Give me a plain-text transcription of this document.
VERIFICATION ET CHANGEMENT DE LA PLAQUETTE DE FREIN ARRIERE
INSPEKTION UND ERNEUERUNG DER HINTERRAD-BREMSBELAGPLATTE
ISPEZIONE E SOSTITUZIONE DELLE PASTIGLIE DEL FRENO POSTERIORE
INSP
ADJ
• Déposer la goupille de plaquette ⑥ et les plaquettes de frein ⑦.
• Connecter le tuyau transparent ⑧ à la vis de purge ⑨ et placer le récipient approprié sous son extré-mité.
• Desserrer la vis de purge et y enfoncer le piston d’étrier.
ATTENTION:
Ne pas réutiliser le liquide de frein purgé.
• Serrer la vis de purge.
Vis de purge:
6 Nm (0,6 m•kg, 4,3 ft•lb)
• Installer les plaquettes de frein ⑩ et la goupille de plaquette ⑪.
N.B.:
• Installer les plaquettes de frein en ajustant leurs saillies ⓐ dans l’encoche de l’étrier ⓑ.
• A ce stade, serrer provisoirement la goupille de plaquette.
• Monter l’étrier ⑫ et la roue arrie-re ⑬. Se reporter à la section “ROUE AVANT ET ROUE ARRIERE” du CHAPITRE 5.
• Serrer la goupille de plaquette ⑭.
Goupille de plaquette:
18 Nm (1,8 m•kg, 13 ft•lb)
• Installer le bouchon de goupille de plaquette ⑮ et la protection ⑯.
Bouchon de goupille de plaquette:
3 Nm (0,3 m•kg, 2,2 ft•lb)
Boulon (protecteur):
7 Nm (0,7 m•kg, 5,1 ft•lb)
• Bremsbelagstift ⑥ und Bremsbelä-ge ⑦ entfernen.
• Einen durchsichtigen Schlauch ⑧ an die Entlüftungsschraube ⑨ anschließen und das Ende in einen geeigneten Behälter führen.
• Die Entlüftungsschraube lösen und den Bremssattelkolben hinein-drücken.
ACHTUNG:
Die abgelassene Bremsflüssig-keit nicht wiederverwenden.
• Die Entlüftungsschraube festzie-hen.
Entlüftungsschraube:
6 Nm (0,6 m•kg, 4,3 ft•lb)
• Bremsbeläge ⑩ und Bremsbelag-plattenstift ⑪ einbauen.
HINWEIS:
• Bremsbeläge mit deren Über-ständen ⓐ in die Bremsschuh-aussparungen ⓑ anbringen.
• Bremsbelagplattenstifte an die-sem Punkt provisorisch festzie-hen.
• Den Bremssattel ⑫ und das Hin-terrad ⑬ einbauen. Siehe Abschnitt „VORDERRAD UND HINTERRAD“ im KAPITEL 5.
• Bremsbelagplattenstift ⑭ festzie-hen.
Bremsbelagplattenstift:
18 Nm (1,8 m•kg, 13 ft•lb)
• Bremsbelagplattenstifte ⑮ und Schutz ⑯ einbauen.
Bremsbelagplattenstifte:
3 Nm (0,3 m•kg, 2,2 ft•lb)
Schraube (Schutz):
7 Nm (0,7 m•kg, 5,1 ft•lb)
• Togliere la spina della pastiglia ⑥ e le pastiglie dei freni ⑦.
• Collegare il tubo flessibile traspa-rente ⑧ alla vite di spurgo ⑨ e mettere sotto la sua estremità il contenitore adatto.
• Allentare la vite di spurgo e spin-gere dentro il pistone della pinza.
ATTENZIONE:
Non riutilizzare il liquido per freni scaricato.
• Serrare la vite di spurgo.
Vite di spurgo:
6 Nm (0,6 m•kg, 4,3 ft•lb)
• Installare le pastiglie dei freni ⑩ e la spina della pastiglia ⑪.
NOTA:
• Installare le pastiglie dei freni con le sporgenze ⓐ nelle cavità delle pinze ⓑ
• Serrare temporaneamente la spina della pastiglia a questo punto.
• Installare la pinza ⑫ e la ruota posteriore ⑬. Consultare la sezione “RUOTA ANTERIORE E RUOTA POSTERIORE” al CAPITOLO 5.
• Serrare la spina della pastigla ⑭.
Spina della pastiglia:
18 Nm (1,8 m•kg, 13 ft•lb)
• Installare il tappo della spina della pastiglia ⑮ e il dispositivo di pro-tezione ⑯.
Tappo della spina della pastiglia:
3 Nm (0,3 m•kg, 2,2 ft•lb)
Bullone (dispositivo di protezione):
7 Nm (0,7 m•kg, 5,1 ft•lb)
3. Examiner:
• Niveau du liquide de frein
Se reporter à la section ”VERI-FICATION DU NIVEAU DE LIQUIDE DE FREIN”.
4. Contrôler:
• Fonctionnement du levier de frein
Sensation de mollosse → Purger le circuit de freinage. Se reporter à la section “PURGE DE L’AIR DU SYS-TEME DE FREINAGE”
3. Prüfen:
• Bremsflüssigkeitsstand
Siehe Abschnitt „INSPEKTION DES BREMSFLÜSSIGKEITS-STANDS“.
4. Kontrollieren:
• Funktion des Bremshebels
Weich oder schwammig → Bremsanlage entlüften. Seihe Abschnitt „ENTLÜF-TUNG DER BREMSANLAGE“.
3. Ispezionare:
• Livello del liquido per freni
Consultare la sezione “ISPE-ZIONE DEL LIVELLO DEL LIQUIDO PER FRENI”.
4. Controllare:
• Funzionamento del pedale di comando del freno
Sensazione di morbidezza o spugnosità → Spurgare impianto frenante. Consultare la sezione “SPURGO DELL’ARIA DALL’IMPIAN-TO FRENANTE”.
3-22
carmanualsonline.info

## What the task requires
Type out the entries again, word for word.

## Answer for the task
Give me a plain-text transcription of this document.
VERIFICATION ET CHANGEMENT DE LA PLAQUETTE DE FREIN ARRIERE
INSPEKTION UND ERNEUERUNG DER HINTERRAD-BREMSBELAGPLATTE
ISPEZIONE E SOSTITUZIONE DELLE PASTIGLIE DEL FRENO POSTERIORE
INSP
ADJ
• Déposer la goupille de plaquette ⑥ et les plaquettes de frein ⑦.
• Connecter le tuyau transparent ⑧ à la vis de purge ⑨ et placer le récipient approprié sous son extré-mité.
• Desserrer la vis de purge et y enfoncer le piston d’étrier.
ATTENTION:
Ne pas réutiliser le liquide de frein purgé.
• Serrer la vis de purge.
Vis de purge:
6 Nm (0,6 m•kg, 4,3 ft•lb)
• Installer les plaquettes de frein ⑩ et la goupille de plaquette ⑪.
N.B.:
• Installer les plaquettes de frein en ajustant leurs saillies ⓐ dans l’encoche de l’étrier ⓑ.
• A ce stade, serrer provisoirement la goupille de plaquette.
• Monter l’étrier ⑫ et la roue arrie-re ⑬. Se reporter à la section “ROUE AVANT ET ROUE ARRIERE” du CHAPITRE 5.
• Serrer la goupille de plaquette ⑭.
Goupille de plaquette:
18 Nm (1,8 m•kg, 13 ft•lb)
• Installer le bouchon de goupille de plaquette ⑮ et la protection ⑯.
Bouchon de goupille de plaquette:
3 Nm (0,3 m•kg, 2,2 ft•lb)
Boulon (protecteur):
7 Nm (0,7 m•kg, 5,1 ft•lb)
• Bremsbelagstift ⑥ und Bremsbelä-ge ⑦ entfernen.
• Einen durchsichtigen Schlauch ⑧ an die Entlüftungsschraube ⑨ anschließen und das Ende in einen geeigneten Behälter führen.
• Die Entlüftungsschraube lösen und den Bremssattelkolben hinein-drücken.
ACHTUNG:
Die abgelassene Bremsflüssig-keit nicht wiederverwenden.
• Die Entlüftungsschraube festzie-hen.
Entlüftungsschraube:
6 Nm (0,6 m•kg, 4,3 ft•lb)
• Bremsbeläge ⑩ und Bremsbelag-plattenstift ⑪ einbauen.
HINWEIS:
• Bremsbeläge mit deren Über-ständen ⓐ in die Bremsschuh-aussparungen ⓑ anbringen.
• Bremsbelagplattenstifte an die-sem Punkt provisorisch festzie-hen.
• Den Bremssattel ⑫ und das Hin-terrad ⑬ einbauen. Siehe Abschnitt „VORDERRAD UND HINTERRAD“ im KAPITEL 5.
• Bremsbelagplattenstift ⑭ festzie-hen.
Bremsbelagplattenstift:
18 Nm (1,8 m•kg, 13 ft•lb)
• Bremsbelagplattenstifte ⑮ und Schutz ⑯ einbauen.
Bremsbelagplattenstifte:
3 Nm (0,3 m•kg, 2,2 ft•lb)
Schraube (Schutz):
7 Nm (0,7 m•kg, 5,1 ft•lb)
• Togliere la spina della pastiglia ⑥ e le pastiglie dei freni ⑦.
• Collegare il tubo flessibile traspa-rente ⑧ alla vite di spurgo ⑨ e mettere sotto la sua estremità il contenitore adatto.
• Allentare la vite di spurgo e spin-gere dentro il pistone della pinza.
ATTENZIONE:
Non riutilizzare il liquido per freni scaricato.
• Serrare la vite di spurgo.
Vite di spurgo:
6 Nm (0,6 m•kg, 4,3 ft•lb)
• Installare le pastiglie dei freni ⑩ e la spina della pastiglia ⑪.
NOTA:
• Installare le pastiglie dei freni con le sporgenze ⓐ nelle cavità delle pinze ⓑ
• Serrare temporaneamente la spina della pastiglia a questo punto.
• Installare la pinza ⑫ e la ruota posteriore ⑬. Consultare la sezione “RUOTA ANTERIORE E RUOTA POSTERIORE” al CAPITOLO 5.
• Serrare la spina della pastigla ⑭.
Spina della pastiglia:
18 Nm (1,8 m•kg, 13 ft•lb)
• Installare il tappo della spina della pastiglia ⑮ e il dispositivo di pro-tezione ⑯.
Tappo della spina della pastiglia:
3 Nm (0,3 m•kg, 2,2 ft•lb)
Bullone (dispositivo di protezione):
7 Nm (0,7 m•kg, 5,1 ft•lb)
3. Examiner:
• Niveau du liquide de frein
Se reporter à la section ”VERI-FICATION DU NIVEAU DE LIQUIDE DE FREIN”.
4. Contrôler:
• Fonctionnement du levier de frein
Sensation de mollosse → Purger le circuit de freinage. Se reporter à la section “PURGE DE L’AIR DU SYS-TEME DE FREINAGE”
3. Prüfen:
• Bremsflüssigkeitsstand
Siehe Abschnitt „INSPEKTION DES BREMSFLÜSSIGKEITS-STANDS“.
4. Kontrollieren:
• Funktion des Bremshebels
Weich oder schwammig → Bremsanlage entlüften. Seihe Abschnitt „ENTLÜF-TUNG DER BREMSANLAGE“.
3. Ispezionare:
• Livello del liquido per freni
Consultare la sezione “ISPE-ZIONE DEL LIVELLO DEL LIQUIDO PER FRENI”.
4. Controllare:
• Funzionamento del pedale di comando del freno
Sensazione di morbidezza o spugnosità → Spurgare impianto frenante. Consultare la sezione “SPURGO DELL’ARIA DALL’IMPIAN-TO FRENANTE”.
3-22
carmanualsonline.info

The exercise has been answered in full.